__Source records__
[Start]

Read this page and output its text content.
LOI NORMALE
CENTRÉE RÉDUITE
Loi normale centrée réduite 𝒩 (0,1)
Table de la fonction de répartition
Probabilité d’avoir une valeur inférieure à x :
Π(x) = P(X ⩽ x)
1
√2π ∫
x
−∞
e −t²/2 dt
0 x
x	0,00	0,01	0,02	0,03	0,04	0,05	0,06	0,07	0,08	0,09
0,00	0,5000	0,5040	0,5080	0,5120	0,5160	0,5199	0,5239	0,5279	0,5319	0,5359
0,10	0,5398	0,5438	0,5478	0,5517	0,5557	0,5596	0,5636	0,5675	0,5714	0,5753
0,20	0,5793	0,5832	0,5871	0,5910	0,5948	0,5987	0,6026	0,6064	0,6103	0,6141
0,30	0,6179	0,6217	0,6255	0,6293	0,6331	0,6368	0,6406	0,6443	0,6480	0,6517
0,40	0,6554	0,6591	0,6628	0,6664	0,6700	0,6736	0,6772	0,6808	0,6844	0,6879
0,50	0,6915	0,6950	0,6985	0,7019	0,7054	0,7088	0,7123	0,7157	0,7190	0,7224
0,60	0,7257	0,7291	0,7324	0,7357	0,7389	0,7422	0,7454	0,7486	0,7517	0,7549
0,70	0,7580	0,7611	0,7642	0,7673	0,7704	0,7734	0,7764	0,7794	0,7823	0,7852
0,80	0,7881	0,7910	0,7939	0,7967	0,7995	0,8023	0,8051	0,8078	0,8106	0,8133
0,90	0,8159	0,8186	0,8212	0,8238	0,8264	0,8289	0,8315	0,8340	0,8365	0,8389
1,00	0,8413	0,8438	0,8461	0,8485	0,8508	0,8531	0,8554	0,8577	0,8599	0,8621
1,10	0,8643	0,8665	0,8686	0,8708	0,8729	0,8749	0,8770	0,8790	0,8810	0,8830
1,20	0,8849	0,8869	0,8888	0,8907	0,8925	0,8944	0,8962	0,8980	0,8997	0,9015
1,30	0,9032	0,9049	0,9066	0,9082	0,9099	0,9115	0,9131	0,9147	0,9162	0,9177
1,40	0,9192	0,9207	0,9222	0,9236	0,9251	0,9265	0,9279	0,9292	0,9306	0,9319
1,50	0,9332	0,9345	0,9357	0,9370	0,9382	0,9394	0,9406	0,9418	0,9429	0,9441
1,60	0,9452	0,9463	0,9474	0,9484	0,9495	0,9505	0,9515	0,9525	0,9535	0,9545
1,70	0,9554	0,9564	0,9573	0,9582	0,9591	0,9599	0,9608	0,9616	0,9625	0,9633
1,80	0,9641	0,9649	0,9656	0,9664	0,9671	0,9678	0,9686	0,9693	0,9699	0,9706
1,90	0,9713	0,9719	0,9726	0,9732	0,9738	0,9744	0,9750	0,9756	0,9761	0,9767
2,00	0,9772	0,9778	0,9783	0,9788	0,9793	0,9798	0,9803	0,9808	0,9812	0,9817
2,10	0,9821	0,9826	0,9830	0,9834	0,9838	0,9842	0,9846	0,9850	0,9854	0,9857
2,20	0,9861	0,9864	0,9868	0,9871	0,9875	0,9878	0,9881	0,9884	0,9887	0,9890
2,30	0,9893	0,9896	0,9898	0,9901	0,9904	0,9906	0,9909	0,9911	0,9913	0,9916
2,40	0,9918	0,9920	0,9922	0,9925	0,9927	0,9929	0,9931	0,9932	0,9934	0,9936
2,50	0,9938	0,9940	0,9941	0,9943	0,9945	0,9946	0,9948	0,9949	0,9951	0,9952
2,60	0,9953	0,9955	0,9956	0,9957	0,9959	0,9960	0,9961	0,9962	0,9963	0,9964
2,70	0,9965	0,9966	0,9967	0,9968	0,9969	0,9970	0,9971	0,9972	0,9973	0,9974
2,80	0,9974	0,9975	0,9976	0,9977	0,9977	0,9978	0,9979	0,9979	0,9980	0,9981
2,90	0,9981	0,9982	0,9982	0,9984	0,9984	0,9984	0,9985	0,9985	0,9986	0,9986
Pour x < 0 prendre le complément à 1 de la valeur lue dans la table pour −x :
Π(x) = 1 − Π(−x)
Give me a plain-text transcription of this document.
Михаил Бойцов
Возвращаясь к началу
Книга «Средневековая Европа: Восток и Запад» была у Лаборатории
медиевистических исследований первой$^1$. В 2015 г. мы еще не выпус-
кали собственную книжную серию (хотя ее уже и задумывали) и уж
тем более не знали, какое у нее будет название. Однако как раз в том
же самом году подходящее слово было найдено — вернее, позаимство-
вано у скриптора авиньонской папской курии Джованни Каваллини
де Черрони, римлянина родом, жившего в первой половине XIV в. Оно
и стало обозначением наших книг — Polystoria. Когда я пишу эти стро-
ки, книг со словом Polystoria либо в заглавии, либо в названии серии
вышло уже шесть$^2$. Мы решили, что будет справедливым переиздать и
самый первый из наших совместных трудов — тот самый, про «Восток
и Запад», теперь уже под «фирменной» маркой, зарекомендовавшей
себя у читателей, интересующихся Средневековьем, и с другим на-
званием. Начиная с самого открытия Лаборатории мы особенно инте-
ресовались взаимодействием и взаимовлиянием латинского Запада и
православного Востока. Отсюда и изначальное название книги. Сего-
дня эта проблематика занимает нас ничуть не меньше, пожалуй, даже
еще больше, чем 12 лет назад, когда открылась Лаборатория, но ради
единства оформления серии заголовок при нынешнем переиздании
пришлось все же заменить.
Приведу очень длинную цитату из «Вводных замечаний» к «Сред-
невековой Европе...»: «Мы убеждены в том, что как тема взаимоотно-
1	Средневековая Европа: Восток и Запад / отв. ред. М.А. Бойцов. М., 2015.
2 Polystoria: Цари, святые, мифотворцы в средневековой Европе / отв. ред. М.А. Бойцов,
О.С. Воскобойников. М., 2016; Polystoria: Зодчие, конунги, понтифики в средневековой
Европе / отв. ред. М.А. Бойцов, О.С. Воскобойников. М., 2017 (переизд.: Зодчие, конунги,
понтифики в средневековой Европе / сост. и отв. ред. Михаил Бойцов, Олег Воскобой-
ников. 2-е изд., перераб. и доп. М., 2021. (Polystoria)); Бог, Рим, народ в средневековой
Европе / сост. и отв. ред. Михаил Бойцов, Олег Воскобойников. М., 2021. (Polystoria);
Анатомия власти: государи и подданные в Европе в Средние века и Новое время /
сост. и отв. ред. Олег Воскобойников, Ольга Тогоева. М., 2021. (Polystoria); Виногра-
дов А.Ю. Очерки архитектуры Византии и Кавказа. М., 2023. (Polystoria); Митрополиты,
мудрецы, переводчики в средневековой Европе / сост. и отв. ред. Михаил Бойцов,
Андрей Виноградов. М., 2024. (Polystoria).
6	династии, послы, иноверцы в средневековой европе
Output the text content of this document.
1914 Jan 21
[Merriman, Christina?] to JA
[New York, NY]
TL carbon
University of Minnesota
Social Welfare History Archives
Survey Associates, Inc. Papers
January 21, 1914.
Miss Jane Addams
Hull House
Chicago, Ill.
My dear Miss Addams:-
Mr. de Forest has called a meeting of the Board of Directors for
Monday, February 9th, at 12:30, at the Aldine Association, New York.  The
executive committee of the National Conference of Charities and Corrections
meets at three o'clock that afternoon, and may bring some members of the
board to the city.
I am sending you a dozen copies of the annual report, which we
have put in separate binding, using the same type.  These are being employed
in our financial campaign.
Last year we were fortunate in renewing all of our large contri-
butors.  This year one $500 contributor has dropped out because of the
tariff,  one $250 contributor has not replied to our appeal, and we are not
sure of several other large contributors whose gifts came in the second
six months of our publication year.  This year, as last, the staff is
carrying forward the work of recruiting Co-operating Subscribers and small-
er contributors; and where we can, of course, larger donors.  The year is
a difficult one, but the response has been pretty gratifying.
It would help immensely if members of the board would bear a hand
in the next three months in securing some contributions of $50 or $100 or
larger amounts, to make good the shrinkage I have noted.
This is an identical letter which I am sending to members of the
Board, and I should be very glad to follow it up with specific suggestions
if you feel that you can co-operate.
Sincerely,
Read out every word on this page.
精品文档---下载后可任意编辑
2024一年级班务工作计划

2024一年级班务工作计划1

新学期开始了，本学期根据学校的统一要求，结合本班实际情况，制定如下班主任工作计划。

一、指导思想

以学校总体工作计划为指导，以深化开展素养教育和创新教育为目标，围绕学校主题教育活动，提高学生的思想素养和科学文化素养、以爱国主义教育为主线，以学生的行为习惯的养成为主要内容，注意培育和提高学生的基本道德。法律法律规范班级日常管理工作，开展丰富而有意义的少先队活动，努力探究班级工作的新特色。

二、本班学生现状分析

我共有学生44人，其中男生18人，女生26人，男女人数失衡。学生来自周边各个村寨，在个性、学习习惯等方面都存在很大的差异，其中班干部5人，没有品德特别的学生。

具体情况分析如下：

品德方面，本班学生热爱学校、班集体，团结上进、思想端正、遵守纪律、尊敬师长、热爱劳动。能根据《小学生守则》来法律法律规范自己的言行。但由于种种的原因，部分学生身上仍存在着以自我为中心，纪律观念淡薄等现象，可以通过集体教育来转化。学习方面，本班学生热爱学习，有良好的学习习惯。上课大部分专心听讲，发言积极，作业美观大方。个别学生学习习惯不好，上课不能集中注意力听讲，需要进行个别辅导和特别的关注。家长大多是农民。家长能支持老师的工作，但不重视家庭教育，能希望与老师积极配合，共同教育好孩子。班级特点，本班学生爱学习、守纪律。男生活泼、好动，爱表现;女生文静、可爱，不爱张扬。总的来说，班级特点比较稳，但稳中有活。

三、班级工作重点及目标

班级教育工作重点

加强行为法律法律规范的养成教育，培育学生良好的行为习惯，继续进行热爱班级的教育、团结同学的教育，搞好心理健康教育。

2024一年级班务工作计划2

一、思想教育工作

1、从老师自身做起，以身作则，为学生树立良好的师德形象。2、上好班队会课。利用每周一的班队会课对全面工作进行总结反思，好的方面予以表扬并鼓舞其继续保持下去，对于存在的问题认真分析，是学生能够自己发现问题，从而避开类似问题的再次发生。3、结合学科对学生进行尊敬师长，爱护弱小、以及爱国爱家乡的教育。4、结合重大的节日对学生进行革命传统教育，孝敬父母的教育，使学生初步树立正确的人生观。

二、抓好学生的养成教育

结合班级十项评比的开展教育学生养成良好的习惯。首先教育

[End]

__Your objective__
Within the material above, find the lines that contain the word "contributors"; copy them.

__The response__
sure of several other large contributors whose gifts came in the second
er contributors; and where we can, of course, larger donors.  The year is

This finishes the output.